── Available records ──

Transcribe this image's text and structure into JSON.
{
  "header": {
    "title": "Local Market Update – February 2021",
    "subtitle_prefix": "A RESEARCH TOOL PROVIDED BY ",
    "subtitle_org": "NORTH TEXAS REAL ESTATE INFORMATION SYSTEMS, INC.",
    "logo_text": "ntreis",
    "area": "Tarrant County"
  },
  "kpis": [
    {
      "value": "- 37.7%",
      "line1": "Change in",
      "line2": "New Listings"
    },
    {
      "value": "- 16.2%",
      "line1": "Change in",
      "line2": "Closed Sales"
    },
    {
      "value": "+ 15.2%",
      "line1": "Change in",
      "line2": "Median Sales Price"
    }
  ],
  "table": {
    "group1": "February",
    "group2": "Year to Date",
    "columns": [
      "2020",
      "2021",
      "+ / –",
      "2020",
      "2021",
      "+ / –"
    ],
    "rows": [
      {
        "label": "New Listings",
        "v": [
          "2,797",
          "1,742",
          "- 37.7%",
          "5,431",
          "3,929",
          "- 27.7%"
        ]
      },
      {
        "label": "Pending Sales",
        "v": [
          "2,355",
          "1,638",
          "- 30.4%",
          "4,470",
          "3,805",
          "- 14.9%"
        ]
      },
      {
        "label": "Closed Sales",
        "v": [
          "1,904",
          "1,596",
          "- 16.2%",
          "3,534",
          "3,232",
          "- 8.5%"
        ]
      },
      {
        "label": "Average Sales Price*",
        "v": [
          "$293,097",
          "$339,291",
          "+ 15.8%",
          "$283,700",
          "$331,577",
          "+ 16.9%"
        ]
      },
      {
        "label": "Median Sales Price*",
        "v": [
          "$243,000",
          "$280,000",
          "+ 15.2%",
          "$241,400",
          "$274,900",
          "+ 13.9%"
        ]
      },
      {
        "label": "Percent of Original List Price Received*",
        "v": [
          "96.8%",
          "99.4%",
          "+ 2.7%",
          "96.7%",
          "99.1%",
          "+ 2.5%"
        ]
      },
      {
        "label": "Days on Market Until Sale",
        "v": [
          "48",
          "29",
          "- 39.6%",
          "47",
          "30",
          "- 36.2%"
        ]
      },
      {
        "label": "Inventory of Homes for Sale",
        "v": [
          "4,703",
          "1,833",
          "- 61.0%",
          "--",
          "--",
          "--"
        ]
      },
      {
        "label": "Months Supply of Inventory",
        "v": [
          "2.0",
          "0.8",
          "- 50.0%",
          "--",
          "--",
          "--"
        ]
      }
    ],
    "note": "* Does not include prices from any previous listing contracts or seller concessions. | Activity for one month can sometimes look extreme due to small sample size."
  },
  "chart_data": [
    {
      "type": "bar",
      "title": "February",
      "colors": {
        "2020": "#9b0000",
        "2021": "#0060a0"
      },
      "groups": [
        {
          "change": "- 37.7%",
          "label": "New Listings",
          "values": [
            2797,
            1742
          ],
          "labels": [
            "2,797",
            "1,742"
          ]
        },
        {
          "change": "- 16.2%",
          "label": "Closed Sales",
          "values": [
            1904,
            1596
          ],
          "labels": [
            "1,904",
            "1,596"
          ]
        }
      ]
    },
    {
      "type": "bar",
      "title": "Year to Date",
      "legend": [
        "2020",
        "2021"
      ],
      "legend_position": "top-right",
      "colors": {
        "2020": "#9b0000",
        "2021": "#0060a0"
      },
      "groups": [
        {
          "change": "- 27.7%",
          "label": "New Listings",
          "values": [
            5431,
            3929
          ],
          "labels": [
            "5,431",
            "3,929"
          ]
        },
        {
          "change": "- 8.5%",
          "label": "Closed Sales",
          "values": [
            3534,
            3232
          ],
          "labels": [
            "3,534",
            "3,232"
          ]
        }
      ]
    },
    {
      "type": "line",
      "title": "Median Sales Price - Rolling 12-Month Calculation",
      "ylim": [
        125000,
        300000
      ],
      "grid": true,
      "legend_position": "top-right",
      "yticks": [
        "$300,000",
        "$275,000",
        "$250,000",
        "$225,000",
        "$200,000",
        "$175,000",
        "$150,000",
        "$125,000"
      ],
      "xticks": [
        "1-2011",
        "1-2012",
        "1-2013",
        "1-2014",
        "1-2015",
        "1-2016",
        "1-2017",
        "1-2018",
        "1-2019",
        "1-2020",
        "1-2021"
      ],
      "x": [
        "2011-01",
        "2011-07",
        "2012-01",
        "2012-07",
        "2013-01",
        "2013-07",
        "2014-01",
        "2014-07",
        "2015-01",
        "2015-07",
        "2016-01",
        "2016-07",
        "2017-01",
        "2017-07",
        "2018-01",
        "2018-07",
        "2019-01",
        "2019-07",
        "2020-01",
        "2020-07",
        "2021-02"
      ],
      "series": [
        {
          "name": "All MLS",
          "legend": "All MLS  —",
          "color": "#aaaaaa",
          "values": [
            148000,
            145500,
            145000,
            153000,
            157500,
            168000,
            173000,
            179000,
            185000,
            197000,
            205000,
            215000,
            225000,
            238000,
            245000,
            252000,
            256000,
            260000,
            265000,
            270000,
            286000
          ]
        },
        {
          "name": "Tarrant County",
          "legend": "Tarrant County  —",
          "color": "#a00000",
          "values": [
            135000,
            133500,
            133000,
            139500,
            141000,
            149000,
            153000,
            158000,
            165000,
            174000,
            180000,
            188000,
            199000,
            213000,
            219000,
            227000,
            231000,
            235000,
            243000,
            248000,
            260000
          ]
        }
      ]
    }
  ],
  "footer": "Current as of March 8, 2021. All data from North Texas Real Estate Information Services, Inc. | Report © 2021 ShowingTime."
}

───

Challenge
Write out all the data again, exactly as it appears.

Solution to the problem
Transcribe this image's text and structure into JSON.
{
  "header": {
    "title": "Local Market Update – February 2021",
    "subtitle_prefix": "A RESEARCH TOOL PROVIDED BY ",
    "subtitle_org": "NORTH TEXAS REAL ESTATE INFORMATION SYSTEMS, INC.",
    "logo_text": "ntreis",
    "area": "Tarrant County"
  },
  "kpis": [
    {
      "value": "- 37.7%",
      "line1": "Change in",
      "line2": "New Listings"
    },
    {
      "value": "- 16.2%",
      "line1": "Change in",
      "line2": "Closed Sales"
    },
    {
      "value": "+ 15.2%",
      "line1": "Change in",
      "line2": "Median Sales Price"
    }
  ],
  "table": {
    "group1": "February",
    "group2": "Year to Date",
    "columns": [
      "2020",
      "2021",
      "+ / –",
      "2020",
      "2021",
      "+ / –"
    ],
    "rows": [
      {
        "label": "New Listings",
        "v": [
          "2,797",
          "1,742",
          "- 37.7%",
          "5,431",
          "3,929",
          "- 27.7%"
        ]
      },
      {
        "label": "Pending Sales",
        "v": [
          "2,355",
          "1,638",
          "- 30.4%",
          "4,470",
          "3,805",
          "- 14.9%"
        ]
      },
      {
        "label": "Closed Sales",
        "v": [
          "1,904",
          "1,596",
          "- 16.2%",
          "3,534",
          "3,232",
          "- 8.5%"
        ]
      },
      {
        "label": "Average Sales Price*",
        "v": [
          "$293,097",
          "$339,291",
          "+ 15.8%",
          "$283,700",
          "$331,577",
          "+ 16.9%"
        ]
      },
      {
        "label": "Median Sales Price*",
        "v": [
          "$243,000",
          "$280,000",
          "+ 15.2%",
          "$241,400",
          "$274,900",
          "+ 13.9%"
        ]
      },
      {
        "label": "Percent of Original List Price Received*",
        "v": [
          "96.8%",
          "99.4%",
          "+ 2.7%",
          "96.7%",
          "99.1%",
          "+ 2.5%"
        ]
      },
      {
        "label": "Days on Market Until Sale",
        "v": [
          "48",
          "29",
          "- 39.6%",
          "47",
          "30",
          "- 36.2%"
        ]
      },
      {
        "label": "Inventory of Homes for Sale",
        "v": [
          "4,703",
          "1,833",
          "- 61.0%",
          "--",
          "--",
          "--"
        ]
      },
      {
        "label": "Months Supply of Inventory",
        "v": [
          "2.0",
          "0.8",
          "- 50.0%",
          "--",
          "--",
          "--"
        ]
      }
    ],
    "note": "* Does not include prices from any previous listing contracts or seller concessions. | Activity for one month can sometimes look extreme due to small sample size."
  },
  "chart_data": [
    {
      "type": "bar",
      "title": "February",
      "colors": {
        "2020": "#9b0000",
        "2021": "#0060a0"
      },
      "groups": [
        {
          "change": "- 37.7%",
          "label": "New Listings",
          "values": [
            2797,
            1742
          ],
          "labels": [
            "2,797",
            "1,742"
          ]
        },
        {
          "change": "- 16.2%",
          "label": "Closed Sales",
          "values": [
            1904,
            1596
          ],
          "labels": [
            "1,904",
            "1,596"
          ]
        }
      ]
    },
    {
      "type": "bar",
      "title": "Year to Date",
      "legend": [
        "2020",
        "2021"
      ],
      "legend_position": "top-right",
      "colors": {
        "2020": "#9b0000",
        "2021": "#0060a0"
      },
      "groups": [
        {
          "change": "- 27.7%",
          "label": "New Listings",
          "values": [
            5431,
            3929
          ],
          "labels": [
            "5,431",
            "3,929"
          ]
        },
        {
          "change": "- 8.5%",
          "label": "Closed Sales",
          "values": [
            3534,
            3232
          ],
          "labels": [
            "3,534",
            "3,232"
          ]
        }
      ]
    },
    {
      "type": "line",
      "title": "Median Sales Price - Rolling 12-Month Calculation",
      "ylim": [
        125000,
        300000
      ],
      "grid": true,
      "legend_position": "top-right",
      "yticks": [
        "$300,000",
        "$275,000",
        "$250,000",
        "$225,000",
        "$200,000",
        "$175,000",
        "$150,000",
        "$125,000"
      ],
      "xticks": [
        "1-2011",
        "1-2012",
        "1-2013",
        "1-2014",
        "1-2015",
        "1-2016",
        "1-2017",
        "1-2018",
        "1-2019",
        "1-2020",
        "1-2021"
      ],
      "x": [
        "2011-01",
        "2011-07",
        "2012-01",
        "2012-07",
        "2013-01",
        "2013-07",
        "2014-01",
        "2014-07",
        "2015-01",
        "2015-07",
        "2016-01",
        "2016-07",
        "2017-01",
        "2017-07",
        "2018-01",
        "2018-07",
        "2019-01",
        "2019-07",
        "2020-01",
        "2020-07",
        "2021-02"
      ],
      "series": [
        {
          "name": "All MLS",
          "legend": "All MLS  —",
          "color": "#aaaaaa",
          "values": [
            148000,
            145500,
            145000,
            153000,
            157500,
            168000,
            173000,
            179000,
            185000,
            197000,
            205000,
            215000,
            225000,
            238000,
            245000,
            252000,
            256000,
            260000,
            265000,
            270000,
            286000
          ]
        },
        {
          "name": "Tarrant County",
          "legend": "Tarrant County  —",
          "color": "#a00000",
          "values": [
            135000,
            133500,
            133000,
            139500,
            141000,
            149000,
            153000,
            158000,
            165000,
            174000,
            180000,
            188000,
            199000,
            213000,
            219000,
            227000,
            231000,
            235000,
            243000,
            248000,
            260000
          ]
        }
      ]
    }
  ],
  "footer": "Current as of March 8, 2021. All data from North Texas Real Estate Information Services, Inc. | Report © 2021 ShowingTime."
}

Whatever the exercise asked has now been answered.